Objective | Could you copy out every row below word for word, leaving out the pictures?
-- Start Data listing --
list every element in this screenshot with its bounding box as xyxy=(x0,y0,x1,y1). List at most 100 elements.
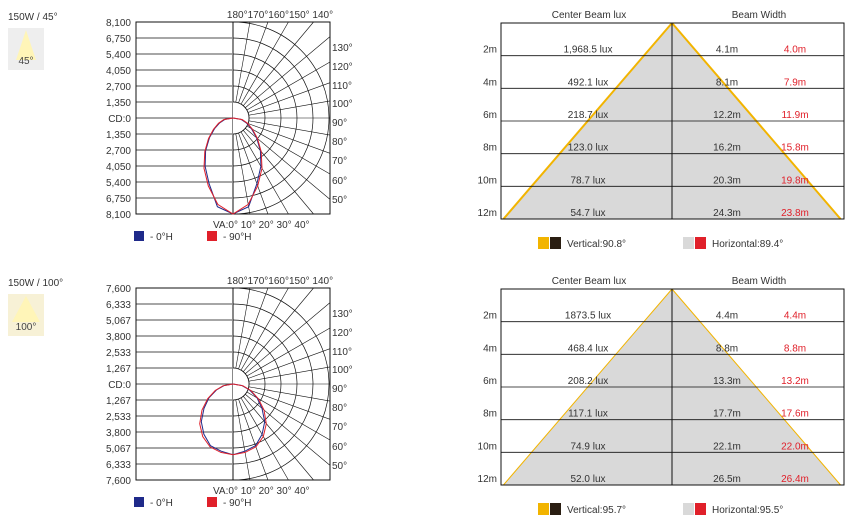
beam-width-vertical: 17.7m xyxy=(713,409,741,420)
legend-swatch xyxy=(683,503,694,515)
beam-width-vertical: 20.3m xyxy=(713,175,741,186)
right-angle-label: 50° xyxy=(332,461,347,472)
polar-spoke xyxy=(235,133,251,215)
right-angle-label: 60° xyxy=(332,176,347,187)
intensity-label: 2,533 xyxy=(106,348,131,359)
beam-width-vertical: 4.4m xyxy=(716,311,738,322)
polar-spoke xyxy=(248,366,331,382)
intensity-label: 8,100 xyxy=(106,18,131,29)
polar-spoke xyxy=(235,399,251,481)
beam-width-horizontal: 23.8m xyxy=(781,208,809,219)
intensity-label: 6,333 xyxy=(106,300,131,311)
beam-width-vertical: 13.3m xyxy=(713,376,741,387)
legend-vertical: Vertical:90.8° xyxy=(567,239,626,250)
intensity-label: 3,800 xyxy=(106,428,131,439)
beam-width-horizontal: 11.9m xyxy=(781,110,808,121)
polar-spoke xyxy=(240,131,289,215)
legend-swatch xyxy=(207,231,217,241)
bottom-angle-labels: VA:0° 10° 20° 30° 40° xyxy=(213,486,310,497)
center-lux-value: 78.7 lux xyxy=(570,175,605,186)
legend-horizontal: Horizontal:95.5° xyxy=(712,505,783,516)
beam-table: Center Beam lux Beam Width 2m 1,968.5 lux 4.… xyxy=(478,10,845,250)
beam-width-horizontal: 22.0m xyxy=(781,441,809,452)
center-lux-value: 1873.5 lux xyxy=(565,311,611,322)
right-angle-label: 90° xyxy=(332,384,347,395)
legend-swatch xyxy=(134,231,144,241)
beam-width-horizontal: 15.8m xyxy=(781,143,809,154)
polar-spoke xyxy=(246,327,331,377)
center-lux-value: 468.4 lux xyxy=(568,343,609,354)
right-angle-label: 60° xyxy=(332,442,347,453)
polar-spoke xyxy=(238,132,269,215)
right-angle-label: 50° xyxy=(332,195,347,206)
right-angle-label: 110° xyxy=(332,347,352,358)
beam-width-vertical: 8.8m xyxy=(716,343,738,354)
polar-spoke xyxy=(243,287,314,372)
right-angle-label: 80° xyxy=(332,137,347,148)
beam-width-horizontal: 19.8m xyxy=(781,175,809,186)
polar-spoke xyxy=(247,123,331,154)
beam-angle-icon: 100° xyxy=(8,294,44,336)
right-angle-label: 110° xyxy=(332,81,352,92)
legend-swatch xyxy=(550,503,561,515)
beam-width-vertical: 16.2m xyxy=(713,143,741,154)
center-lux-value: 52.0 lux xyxy=(570,474,605,485)
polar-spoke xyxy=(246,61,331,111)
right-angle-label: 100° xyxy=(332,99,353,110)
intensity-label: 2,700 xyxy=(106,146,131,157)
polar-spoke xyxy=(247,82,331,113)
intensity-label: CD:0 xyxy=(108,380,131,391)
intensity-label: 5,067 xyxy=(106,316,131,327)
polar-spoke xyxy=(245,394,331,466)
legend-swatch xyxy=(695,237,706,249)
legend-swatch xyxy=(134,497,144,507)
polar-spoke xyxy=(248,100,331,116)
intensity-label: 6,750 xyxy=(106,194,131,205)
intensity-label: 3,800 xyxy=(106,332,131,343)
polar-spoke xyxy=(243,130,314,215)
polar-spoke xyxy=(248,120,331,136)
intensity-label: 1,350 xyxy=(106,98,131,109)
polar-spoke xyxy=(240,287,289,371)
col-header-lux: Center Beam lux xyxy=(552,10,626,21)
beam-width-horizontal: 17.6m xyxy=(781,409,809,420)
center-lux-value: 117.1 lux xyxy=(568,409,608,420)
beam-width-horizontal: 4.4m xyxy=(784,311,806,322)
curve-90h xyxy=(199,383,267,456)
beam-width-horizontal: 7.9m xyxy=(784,77,806,88)
beam-width-vertical: 12.2m xyxy=(713,110,741,121)
intensity-label: 2,533 xyxy=(106,412,131,423)
legend-swatch xyxy=(695,503,706,515)
polar-spoke xyxy=(246,391,331,441)
right-angle-label: 90° xyxy=(332,118,347,129)
polar-spoke xyxy=(245,302,331,374)
polar-spoke xyxy=(247,389,331,420)
polar-spoke xyxy=(243,21,314,106)
intensity-label: 6,750 xyxy=(106,34,131,45)
polar-spoke xyxy=(243,396,314,481)
intensity-label: 1,267 xyxy=(106,396,131,407)
beam-width-vertical: 24.3m xyxy=(713,208,741,219)
distance-label: 8m xyxy=(483,143,497,154)
center-lux-value: 208.2 lux xyxy=(568,376,609,387)
col-header-width: Beam Width xyxy=(732,276,786,287)
intensity-label: 1,350 xyxy=(106,130,131,141)
beam-angle-icon-cone xyxy=(12,296,40,322)
polar-spoke xyxy=(245,36,331,108)
polar-inner-ring xyxy=(232,101,250,135)
beam-angle-icon: 45° xyxy=(8,28,44,70)
intensity-label: 5,400 xyxy=(106,178,131,189)
polar-diagram: 8,100 6,750 5,400 4,050 2,700 1,350 CD:0 1,350 2… xyxy=(106,10,353,243)
distance-label: 4m xyxy=(483,77,497,88)
center-lux-value: 1,968.5 lux xyxy=(564,45,613,56)
distance-label: 6m xyxy=(483,110,497,121)
center-lux-value: 123.0 lux xyxy=(568,143,609,154)
legend-90h: - 90°H xyxy=(223,498,251,509)
center-lux-value: 74.9 lux xyxy=(570,441,605,452)
polar-spoke xyxy=(246,125,331,175)
polar-spoke xyxy=(248,386,331,402)
beam-width-horizontal: 26.4m xyxy=(781,474,809,485)
bottom-angle-labels: VA:0° 10° 20° 30° 40° xyxy=(213,220,310,231)
beam-width-vertical: 4.1m xyxy=(716,45,738,56)
center-lux-value: 492.1 lux xyxy=(568,77,609,88)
-- End Data listing --
Response to this exercise |
list every element in this screenshot with its bounding box as xyxy=(x0,y0,x1,y1). List at most 100 elements.
beam-width-vertical: 17.7m xyxy=(713,409,741,420)
legend-swatch xyxy=(683,503,694,515)
beam-width-vertical: 20.3m xyxy=(713,175,741,186)
right-angle-label: 50° xyxy=(332,461,347,472)
polar-spoke xyxy=(235,133,251,215)
right-angle-label: 60° xyxy=(332,176,347,187)
intensity-label: 2,533 xyxy=(106,348,131,359)
beam-width-vertical: 4.4m xyxy=(716,311,738,322)
polar-spoke xyxy=(248,366,331,382)
intensity-label: 8,100 xyxy=(106,18,131,29)
polar-spoke xyxy=(235,399,251,481)
beam-width-horizontal: 23.8m xyxy=(781,208,809,219)
intensity-label: 6,333 xyxy=(106,300,131,311)
beam-width-vertical: 13.3m xyxy=(713,376,741,387)
legend-vertical: Vertical:90.8° xyxy=(567,239,626,250)
intensity-label: 3,800 xyxy=(106,428,131,439)
beam-width-horizontal: 11.9m xyxy=(781,110,808,121)
polar-spoke xyxy=(240,131,289,215)
legend-swatch xyxy=(207,231,217,241)
bottom-angle-labels: VA:0° 10° 20° 30° 40° xyxy=(213,486,310,497)
center-lux-value: 78.7 lux xyxy=(570,175,605,186)
legend-horizontal: Horizontal:95.5° xyxy=(712,505,783,516)
beam-table: Center Beam lux Beam Width 2m 1,968.5 lux 4.… xyxy=(478,10,845,250)
beam-width-horizontal: 22.0m xyxy=(781,441,809,452)
center-lux-value: 1873.5 lux xyxy=(565,311,611,322)
right-angle-label: 90° xyxy=(332,384,347,395)
legend-swatch xyxy=(134,231,144,241)
beam-width-horizontal: 15.8m xyxy=(781,143,809,154)
polar-spoke xyxy=(246,327,331,377)
center-lux-value: 468.4 lux xyxy=(568,343,609,354)
right-angle-label: 60° xyxy=(332,442,347,453)
polar-spoke xyxy=(238,132,269,215)
right-angle-label: 50° xyxy=(332,195,347,206)
right-angle-label: 110° xyxy=(332,347,352,358)
beam-width-vertical: 8.8m xyxy=(716,343,738,354)
polar-spoke xyxy=(243,287,314,372)
right-angle-label: 80° xyxy=(332,137,347,148)
beam-width-horizontal: 19.8m xyxy=(781,175,809,186)
polar-spoke xyxy=(247,123,331,154)
beam-angle-icon: 100° xyxy=(8,294,44,336)
right-angle-label: 110° xyxy=(332,81,352,92)
legend-swatch xyxy=(550,503,561,515)
beam-width-vertical: 16.2m xyxy=(713,143,741,154)
center-lux-value: 52.0 lux xyxy=(570,474,605,485)
polar-spoke xyxy=(246,61,331,111)
right-angle-label: 100° xyxy=(332,99,353,110)
intensity-label: 2,700 xyxy=(106,146,131,157)
polar-spoke xyxy=(247,82,331,113)
intensity-label: CD:0 xyxy=(108,380,131,391)
intensity-label: 5,067 xyxy=(106,316,131,327)
polar-spoke xyxy=(245,394,331,466)
legend-swatch xyxy=(695,237,706,249)
legend-swatch xyxy=(134,497,144,507)
polar-spoke xyxy=(248,100,331,116)
intensity-label: 6,750 xyxy=(106,194,131,205)
intensity-label: 3,800 xyxy=(106,332,131,343)
polar-spoke xyxy=(243,130,314,215)
polar-spoke xyxy=(248,120,331,136)
intensity-label: 1,350 xyxy=(106,98,131,109)
polar-spoke xyxy=(240,287,289,371)
col-header-lux: Center Beam lux xyxy=(552,10,626,21)
beam-width-horizontal: 17.6m xyxy=(781,409,809,420)
center-lux-value: 117.1 lux xyxy=(568,409,608,420)
beam-width-horizontal: 4.4m xyxy=(784,311,806,322)
curve-90h xyxy=(199,383,267,456)
beam-width-horizontal: 7.9m xyxy=(784,77,806,88)
beam-width-vertical: 12.2m xyxy=(713,110,741,121)
intensity-label: 2,533 xyxy=(106,412,131,423)
legend-swatch xyxy=(695,503,706,515)
polar-spoke xyxy=(246,391,331,441)
right-angle-label: 90° xyxy=(332,118,347,129)
polar-spoke xyxy=(245,302,331,374)
polar-spoke xyxy=(247,389,331,420)
polar-spoke xyxy=(243,21,314,106)
intensity-label: 6,750 xyxy=(106,34,131,45)
polar-spoke xyxy=(243,396,314,481)
intensity-label: 1,267 xyxy=(106,396,131,407)
beam-width-vertical: 24.3m xyxy=(713,208,741,219)
distance-label: 8m xyxy=(483,143,497,154)
center-lux-value: 208.2 lux xyxy=(568,376,609,387)
col-header-width: Beam Width xyxy=(732,276,786,287)
intensity-label: 1,350 xyxy=(106,130,131,141)
beam-angle-icon-cone xyxy=(12,296,40,322)
polar-spoke xyxy=(245,36,331,108)
polar-inner-ring xyxy=(232,101,250,135)
beam-angle-icon: 45° xyxy=(8,28,44,70)
intensity-label: 5,400 xyxy=(106,178,131,189)
polar-diagram: 8,100 6,750 5,400 4,050 2,700 1,350 CD:0 1,350 2… xyxy=(106,10,353,243)
distance-label: 4m xyxy=(483,77,497,88)
center-lux-value: 1,968.5 lux xyxy=(564,45,613,56)
distance-label: 6m xyxy=(483,110,497,121)
center-lux-value: 123.0 lux xyxy=(568,143,609,154)
legend-90h: - 90°H xyxy=(223,498,251,509)
center-lux-value: 74.9 lux xyxy=(570,441,605,452)
polar-spoke xyxy=(246,125,331,175)
polar-spoke xyxy=(248,386,331,402)
beam-width-horizontal: 26.4m xyxy=(781,474,809,485)
bottom-angle-labels: VA:0° 10° 20° 30° 40° xyxy=(213,220,310,231)
beam-width-vertical: 4.1m xyxy=(716,45,738,56)
center-lux-value: 492.1 lux xyxy=(568,77,609,88)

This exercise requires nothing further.